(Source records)

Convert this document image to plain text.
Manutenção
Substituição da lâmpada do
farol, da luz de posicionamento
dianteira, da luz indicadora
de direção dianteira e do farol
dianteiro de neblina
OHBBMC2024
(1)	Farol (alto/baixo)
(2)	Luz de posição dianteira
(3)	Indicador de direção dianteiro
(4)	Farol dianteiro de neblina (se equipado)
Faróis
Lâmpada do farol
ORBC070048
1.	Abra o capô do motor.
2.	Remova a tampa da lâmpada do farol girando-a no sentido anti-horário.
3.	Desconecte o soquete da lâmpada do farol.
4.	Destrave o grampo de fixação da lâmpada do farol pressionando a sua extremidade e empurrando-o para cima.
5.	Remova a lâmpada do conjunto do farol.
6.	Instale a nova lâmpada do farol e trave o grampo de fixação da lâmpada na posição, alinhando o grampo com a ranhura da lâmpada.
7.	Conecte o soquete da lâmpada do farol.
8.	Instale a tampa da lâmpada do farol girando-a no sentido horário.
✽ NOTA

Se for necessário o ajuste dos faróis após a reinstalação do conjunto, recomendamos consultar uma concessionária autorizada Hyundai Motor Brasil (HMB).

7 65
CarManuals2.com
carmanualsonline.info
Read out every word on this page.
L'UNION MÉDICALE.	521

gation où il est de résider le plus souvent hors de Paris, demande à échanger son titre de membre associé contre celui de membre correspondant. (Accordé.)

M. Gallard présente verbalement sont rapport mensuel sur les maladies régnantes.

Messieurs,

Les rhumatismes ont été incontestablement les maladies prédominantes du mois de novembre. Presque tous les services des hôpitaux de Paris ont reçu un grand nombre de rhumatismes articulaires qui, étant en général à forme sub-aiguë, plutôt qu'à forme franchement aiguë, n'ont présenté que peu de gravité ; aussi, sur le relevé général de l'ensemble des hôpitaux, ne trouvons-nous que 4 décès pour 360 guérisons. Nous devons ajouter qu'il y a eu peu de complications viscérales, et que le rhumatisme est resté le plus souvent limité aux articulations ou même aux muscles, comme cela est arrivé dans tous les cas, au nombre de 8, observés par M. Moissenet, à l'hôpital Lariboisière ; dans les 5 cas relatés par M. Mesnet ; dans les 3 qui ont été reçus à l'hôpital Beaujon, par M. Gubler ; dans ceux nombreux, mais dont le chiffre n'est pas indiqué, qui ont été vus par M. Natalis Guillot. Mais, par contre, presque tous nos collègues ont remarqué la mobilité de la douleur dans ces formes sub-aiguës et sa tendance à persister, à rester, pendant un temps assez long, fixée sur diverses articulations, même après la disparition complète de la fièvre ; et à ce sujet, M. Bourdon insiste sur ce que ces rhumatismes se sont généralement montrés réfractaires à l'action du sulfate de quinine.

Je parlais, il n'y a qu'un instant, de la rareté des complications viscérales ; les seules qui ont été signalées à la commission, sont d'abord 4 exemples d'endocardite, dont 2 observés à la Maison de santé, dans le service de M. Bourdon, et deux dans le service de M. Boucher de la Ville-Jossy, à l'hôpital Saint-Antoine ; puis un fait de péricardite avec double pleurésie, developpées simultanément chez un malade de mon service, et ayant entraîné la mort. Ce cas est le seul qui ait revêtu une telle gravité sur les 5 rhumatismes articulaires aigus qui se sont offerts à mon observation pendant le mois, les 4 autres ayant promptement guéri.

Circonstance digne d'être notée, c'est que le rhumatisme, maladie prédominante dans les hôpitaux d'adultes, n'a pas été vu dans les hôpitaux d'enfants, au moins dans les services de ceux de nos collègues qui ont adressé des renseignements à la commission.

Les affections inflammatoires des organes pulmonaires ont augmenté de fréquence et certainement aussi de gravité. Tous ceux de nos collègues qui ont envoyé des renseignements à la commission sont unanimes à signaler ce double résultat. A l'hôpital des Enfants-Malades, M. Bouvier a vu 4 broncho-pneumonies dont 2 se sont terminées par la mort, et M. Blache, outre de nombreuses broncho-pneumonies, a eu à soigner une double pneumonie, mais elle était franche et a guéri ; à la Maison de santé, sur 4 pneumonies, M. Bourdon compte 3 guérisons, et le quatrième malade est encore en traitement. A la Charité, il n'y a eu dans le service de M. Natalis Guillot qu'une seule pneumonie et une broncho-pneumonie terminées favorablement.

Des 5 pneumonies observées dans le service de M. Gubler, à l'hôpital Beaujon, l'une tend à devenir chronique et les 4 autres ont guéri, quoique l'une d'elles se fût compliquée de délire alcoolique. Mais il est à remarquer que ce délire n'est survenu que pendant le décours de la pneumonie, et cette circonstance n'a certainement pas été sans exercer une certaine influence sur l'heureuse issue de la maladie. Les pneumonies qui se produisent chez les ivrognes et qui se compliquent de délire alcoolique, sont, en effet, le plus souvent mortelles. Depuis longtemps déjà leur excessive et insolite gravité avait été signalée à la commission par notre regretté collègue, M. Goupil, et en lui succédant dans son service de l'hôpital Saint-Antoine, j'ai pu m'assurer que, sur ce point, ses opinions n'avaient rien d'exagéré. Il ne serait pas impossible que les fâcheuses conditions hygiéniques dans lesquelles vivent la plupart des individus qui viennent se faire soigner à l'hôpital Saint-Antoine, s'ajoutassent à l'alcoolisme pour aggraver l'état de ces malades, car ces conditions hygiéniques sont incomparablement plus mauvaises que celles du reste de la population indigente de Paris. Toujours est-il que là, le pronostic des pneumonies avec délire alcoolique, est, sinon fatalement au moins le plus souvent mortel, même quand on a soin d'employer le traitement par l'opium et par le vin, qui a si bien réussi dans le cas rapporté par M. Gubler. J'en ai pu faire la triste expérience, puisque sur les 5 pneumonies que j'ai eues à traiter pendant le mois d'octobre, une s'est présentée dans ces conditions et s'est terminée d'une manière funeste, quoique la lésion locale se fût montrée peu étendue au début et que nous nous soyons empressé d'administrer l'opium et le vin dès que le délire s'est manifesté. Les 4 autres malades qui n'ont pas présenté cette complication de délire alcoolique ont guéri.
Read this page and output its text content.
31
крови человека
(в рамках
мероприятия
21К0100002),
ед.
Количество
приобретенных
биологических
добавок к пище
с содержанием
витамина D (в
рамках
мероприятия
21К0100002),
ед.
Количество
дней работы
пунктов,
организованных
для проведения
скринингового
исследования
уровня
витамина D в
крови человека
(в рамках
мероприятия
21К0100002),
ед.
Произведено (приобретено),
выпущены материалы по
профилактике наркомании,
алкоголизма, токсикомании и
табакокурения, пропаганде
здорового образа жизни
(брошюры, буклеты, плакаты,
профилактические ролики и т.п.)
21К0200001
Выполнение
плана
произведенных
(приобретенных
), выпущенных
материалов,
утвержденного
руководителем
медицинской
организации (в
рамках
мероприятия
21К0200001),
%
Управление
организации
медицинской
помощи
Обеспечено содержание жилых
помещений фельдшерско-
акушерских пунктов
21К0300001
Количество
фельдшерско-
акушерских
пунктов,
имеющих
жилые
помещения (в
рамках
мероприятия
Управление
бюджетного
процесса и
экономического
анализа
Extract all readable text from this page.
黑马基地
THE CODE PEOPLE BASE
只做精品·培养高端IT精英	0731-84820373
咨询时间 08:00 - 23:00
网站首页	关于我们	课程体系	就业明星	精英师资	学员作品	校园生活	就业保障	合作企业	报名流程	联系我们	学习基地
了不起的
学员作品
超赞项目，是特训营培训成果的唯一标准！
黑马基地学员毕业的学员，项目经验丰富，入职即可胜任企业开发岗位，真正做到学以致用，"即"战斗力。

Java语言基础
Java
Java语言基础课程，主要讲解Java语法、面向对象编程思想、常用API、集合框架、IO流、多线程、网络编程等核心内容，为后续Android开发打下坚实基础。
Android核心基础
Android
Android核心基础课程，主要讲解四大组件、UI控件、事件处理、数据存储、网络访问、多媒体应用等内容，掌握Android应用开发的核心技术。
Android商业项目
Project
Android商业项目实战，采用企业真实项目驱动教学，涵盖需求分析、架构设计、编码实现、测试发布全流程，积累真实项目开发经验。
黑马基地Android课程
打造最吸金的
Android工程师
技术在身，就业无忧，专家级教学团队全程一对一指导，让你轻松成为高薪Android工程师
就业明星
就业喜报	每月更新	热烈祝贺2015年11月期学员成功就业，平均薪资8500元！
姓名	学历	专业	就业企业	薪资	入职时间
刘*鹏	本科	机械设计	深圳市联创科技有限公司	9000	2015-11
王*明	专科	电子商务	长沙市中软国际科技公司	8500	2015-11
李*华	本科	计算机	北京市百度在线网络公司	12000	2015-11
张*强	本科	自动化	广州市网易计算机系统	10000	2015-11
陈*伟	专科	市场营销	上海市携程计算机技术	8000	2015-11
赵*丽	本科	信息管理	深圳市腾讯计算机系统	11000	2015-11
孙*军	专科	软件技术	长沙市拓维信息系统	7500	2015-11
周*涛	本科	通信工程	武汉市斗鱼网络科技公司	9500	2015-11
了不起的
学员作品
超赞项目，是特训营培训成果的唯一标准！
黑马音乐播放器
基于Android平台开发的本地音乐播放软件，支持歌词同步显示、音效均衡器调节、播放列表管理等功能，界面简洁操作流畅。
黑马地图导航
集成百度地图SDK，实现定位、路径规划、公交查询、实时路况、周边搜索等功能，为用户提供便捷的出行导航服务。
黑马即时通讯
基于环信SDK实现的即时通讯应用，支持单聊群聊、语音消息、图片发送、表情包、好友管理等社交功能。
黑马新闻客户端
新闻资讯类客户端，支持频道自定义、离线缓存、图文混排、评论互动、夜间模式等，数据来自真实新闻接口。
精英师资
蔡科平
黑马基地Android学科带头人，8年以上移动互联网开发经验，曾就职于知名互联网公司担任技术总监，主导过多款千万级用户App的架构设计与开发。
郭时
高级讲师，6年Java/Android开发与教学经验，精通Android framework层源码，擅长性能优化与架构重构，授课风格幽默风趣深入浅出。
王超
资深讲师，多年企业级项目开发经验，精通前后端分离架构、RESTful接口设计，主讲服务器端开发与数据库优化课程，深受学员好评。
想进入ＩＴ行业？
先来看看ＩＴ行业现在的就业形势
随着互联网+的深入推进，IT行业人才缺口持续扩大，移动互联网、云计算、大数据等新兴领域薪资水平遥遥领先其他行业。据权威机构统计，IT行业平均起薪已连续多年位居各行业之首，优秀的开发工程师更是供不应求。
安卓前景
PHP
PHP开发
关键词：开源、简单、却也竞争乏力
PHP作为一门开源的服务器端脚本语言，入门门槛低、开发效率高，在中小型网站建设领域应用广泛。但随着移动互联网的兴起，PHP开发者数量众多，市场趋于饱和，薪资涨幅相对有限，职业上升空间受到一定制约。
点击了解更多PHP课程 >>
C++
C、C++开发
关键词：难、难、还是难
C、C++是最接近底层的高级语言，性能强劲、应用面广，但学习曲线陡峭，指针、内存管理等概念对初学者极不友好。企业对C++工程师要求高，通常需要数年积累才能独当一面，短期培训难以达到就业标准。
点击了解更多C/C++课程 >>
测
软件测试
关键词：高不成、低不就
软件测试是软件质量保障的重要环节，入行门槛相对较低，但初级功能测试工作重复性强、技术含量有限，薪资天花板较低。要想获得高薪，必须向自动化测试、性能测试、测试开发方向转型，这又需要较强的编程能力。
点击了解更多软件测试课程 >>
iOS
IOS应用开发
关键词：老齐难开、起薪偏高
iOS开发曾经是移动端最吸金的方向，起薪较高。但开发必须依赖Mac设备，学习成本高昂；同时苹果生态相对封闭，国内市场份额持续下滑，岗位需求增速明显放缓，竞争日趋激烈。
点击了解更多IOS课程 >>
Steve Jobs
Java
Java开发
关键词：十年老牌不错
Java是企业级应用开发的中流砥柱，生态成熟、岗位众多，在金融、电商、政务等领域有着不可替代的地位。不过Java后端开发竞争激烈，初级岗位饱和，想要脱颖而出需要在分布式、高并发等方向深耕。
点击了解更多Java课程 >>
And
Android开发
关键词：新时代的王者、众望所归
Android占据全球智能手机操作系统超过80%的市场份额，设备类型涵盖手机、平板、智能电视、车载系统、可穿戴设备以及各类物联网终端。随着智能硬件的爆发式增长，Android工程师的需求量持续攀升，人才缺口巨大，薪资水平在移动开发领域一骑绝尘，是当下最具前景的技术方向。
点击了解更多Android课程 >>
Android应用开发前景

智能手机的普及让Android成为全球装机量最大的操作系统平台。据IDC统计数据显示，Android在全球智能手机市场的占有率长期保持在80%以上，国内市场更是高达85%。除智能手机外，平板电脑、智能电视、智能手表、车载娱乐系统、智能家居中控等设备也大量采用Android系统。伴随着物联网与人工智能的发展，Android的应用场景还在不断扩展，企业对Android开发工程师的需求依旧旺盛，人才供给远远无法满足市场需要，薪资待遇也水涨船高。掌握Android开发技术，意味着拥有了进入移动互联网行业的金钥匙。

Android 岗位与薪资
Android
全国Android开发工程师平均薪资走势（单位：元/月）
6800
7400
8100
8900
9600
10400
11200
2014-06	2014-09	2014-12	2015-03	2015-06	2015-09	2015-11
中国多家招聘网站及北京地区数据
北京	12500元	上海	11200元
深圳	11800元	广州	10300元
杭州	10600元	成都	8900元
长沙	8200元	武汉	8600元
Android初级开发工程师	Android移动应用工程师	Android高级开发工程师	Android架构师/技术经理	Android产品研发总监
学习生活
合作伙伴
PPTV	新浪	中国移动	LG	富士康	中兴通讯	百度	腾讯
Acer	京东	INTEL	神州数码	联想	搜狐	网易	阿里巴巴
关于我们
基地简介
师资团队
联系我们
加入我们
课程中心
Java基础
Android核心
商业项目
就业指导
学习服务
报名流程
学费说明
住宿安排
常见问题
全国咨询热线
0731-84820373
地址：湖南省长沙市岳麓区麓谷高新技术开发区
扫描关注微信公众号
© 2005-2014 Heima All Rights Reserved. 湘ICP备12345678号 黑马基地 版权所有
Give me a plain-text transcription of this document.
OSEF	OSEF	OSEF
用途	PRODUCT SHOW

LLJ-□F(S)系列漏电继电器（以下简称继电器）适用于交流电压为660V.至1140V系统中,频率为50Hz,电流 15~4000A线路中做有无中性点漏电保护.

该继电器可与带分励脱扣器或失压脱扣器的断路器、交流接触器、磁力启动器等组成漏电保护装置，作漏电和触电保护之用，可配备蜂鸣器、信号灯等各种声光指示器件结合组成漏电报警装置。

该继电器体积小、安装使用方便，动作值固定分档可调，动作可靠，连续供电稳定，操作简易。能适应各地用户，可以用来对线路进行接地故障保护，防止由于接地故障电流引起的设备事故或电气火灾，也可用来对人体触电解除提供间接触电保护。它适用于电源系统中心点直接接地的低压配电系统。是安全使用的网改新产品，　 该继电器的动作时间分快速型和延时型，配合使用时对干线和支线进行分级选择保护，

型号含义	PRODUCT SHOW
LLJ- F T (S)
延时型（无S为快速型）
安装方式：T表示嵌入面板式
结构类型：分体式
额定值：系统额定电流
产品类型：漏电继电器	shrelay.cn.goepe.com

Instructions to follow -> Quote exactly what appears from the line containing "Give me a plain-text" through the final line of the listing above, including both of those lines.

Complete response ->
Give me a plain-text transcription of this document.
OSEF	OSEF	OSEF
用途	PRODUCT SHOW

LLJ-□F(S)系列漏电继电器（以下简称继电器）适用于交流电压为660V.至1140V系统中,频率为50Hz,电流 15~4000A线路中做有无中性点漏电保护.

该继电器可与带分励脱扣器或失压脱扣器的断路器、交流接触器、磁力启动器等组成漏电保护装置，作漏电和触电保护之用，可配备蜂鸣器、信号灯等各种声光指示器件结合组成漏电报警装置。

该继电器体积小、安装使用方便，动作值固定分档可调，动作可靠，连续供电稳定，操作简易。能适应各地用户，可以用来对线路进行接地故障保护，防止由于接地故障电流引起的设备事故或电气火灾，也可用来对人体触电解除提供间接触电保护。它适用于电源系统中心点直接接地的低压配电系统。是安全使用的网改新产品，　 该继电器的动作时间分快速型和延时型，配合使用时对干线和支线进行分级选择保护，

型号含义	PRODUCT SHOW
LLJ- F T (S)
延时型（无S为快速型）
安装方式：T表示嵌入面板式
结构类型：分体式
额定值：系统额定电流
产品类型：漏电继电器	shrelay.cn.goepe.com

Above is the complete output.